## start
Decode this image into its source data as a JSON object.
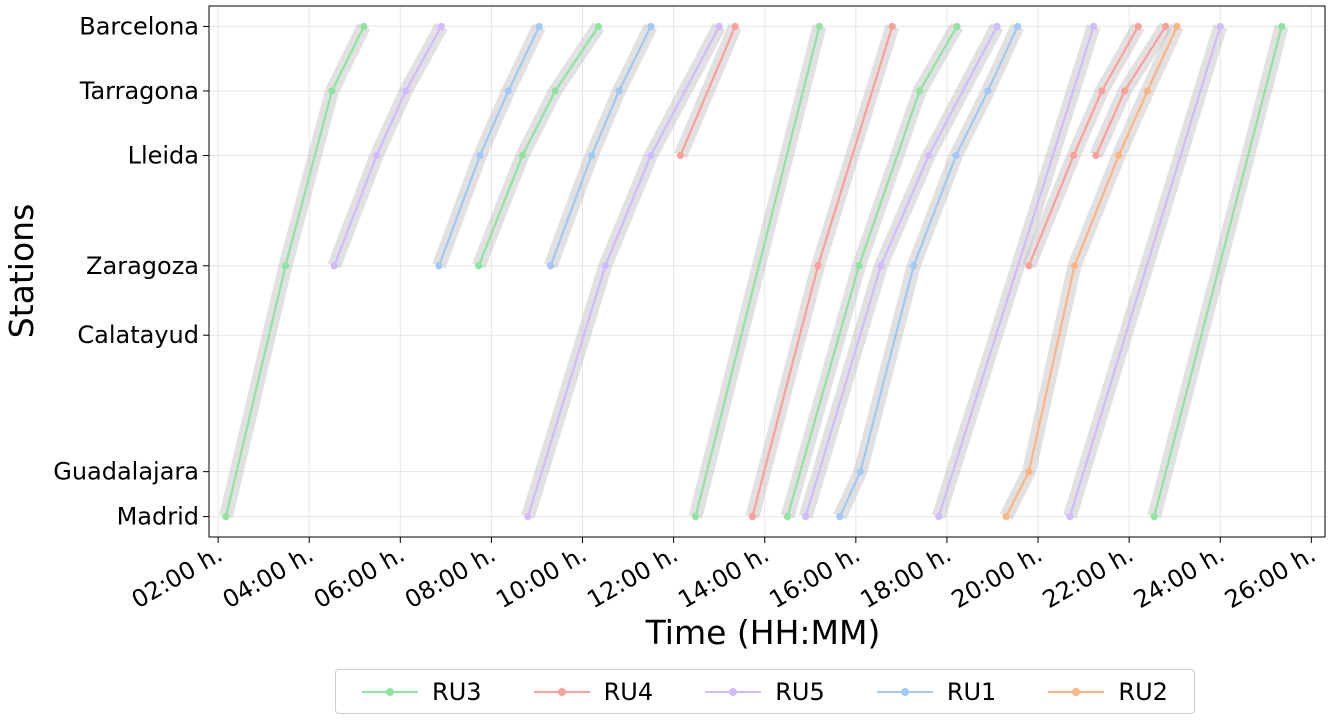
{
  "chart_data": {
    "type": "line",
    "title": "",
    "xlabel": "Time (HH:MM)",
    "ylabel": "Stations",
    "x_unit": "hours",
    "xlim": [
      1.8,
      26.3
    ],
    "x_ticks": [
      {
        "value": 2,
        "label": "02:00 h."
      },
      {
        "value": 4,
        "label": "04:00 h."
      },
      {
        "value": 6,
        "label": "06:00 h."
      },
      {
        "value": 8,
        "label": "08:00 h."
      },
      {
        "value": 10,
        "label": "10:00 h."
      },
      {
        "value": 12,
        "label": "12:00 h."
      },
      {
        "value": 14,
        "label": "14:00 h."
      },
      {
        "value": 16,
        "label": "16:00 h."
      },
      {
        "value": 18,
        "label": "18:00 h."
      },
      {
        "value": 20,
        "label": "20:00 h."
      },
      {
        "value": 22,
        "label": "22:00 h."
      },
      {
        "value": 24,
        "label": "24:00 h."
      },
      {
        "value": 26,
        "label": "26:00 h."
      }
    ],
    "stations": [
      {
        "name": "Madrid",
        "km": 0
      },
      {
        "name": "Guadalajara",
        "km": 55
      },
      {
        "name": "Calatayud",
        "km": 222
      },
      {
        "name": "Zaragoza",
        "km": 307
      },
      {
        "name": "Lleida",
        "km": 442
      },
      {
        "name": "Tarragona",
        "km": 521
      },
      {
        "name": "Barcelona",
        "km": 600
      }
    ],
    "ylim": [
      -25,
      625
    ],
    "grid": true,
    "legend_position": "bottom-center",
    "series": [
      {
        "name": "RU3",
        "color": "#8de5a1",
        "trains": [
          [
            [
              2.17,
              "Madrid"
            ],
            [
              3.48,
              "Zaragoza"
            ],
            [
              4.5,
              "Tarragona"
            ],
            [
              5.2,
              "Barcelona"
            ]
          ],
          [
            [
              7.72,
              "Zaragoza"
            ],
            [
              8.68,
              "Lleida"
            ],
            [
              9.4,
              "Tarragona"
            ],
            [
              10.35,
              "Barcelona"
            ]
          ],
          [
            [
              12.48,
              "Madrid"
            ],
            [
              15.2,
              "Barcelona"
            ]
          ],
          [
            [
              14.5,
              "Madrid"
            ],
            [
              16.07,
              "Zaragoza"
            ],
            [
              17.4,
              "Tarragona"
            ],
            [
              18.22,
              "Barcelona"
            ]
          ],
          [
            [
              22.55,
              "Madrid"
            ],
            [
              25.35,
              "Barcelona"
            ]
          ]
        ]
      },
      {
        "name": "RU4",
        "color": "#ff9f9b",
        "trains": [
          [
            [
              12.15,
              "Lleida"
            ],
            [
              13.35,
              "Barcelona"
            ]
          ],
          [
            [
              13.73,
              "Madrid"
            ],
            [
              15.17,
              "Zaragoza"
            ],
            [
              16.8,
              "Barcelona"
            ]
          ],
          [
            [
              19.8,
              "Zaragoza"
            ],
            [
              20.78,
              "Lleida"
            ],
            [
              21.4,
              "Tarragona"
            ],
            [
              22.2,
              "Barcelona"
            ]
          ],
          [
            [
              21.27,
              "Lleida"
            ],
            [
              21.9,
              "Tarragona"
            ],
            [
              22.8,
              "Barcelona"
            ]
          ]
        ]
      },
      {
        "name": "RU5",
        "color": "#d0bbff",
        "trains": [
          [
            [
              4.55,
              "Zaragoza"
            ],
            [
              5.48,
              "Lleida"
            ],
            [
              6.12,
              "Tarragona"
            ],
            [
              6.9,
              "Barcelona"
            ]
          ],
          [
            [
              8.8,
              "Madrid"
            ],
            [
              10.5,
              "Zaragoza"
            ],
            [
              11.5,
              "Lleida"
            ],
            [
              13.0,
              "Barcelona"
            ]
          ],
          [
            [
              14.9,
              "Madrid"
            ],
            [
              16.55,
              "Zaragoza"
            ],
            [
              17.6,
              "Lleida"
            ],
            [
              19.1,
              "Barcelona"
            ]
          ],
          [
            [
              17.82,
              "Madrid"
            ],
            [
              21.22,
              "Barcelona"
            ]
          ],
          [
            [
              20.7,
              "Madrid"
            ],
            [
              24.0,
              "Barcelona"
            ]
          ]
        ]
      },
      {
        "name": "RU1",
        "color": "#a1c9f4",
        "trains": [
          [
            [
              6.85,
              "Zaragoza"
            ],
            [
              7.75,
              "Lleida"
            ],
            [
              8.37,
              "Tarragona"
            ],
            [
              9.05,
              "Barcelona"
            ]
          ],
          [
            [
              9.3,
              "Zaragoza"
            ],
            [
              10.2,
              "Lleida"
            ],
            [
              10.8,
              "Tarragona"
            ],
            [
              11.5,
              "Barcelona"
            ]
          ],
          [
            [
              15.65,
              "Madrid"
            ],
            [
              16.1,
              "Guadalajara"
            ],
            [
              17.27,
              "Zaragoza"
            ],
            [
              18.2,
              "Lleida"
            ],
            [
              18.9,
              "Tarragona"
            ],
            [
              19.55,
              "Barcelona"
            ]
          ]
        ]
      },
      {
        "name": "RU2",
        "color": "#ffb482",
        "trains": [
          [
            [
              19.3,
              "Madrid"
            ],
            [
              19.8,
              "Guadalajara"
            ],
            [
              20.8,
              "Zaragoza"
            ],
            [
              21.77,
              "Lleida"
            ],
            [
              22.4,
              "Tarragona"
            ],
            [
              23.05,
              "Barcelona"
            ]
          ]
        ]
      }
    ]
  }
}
## end
**Goal of the exercise**
Show all lines from the listing above in which "name" appears.

**Answer for the task**
        "name": "Madrid",
        "name": "Guadalajara",
        "name": "Calatayud",
        "name": "Zaragoza",
        "name": "Lleida",
        "name": "Tarragona",
        "name": "Barcelona",
        "name": "RU3",
        "name": "RU4",
        "name": "RU5",
        "name": "RU1",
        "name": "RU2",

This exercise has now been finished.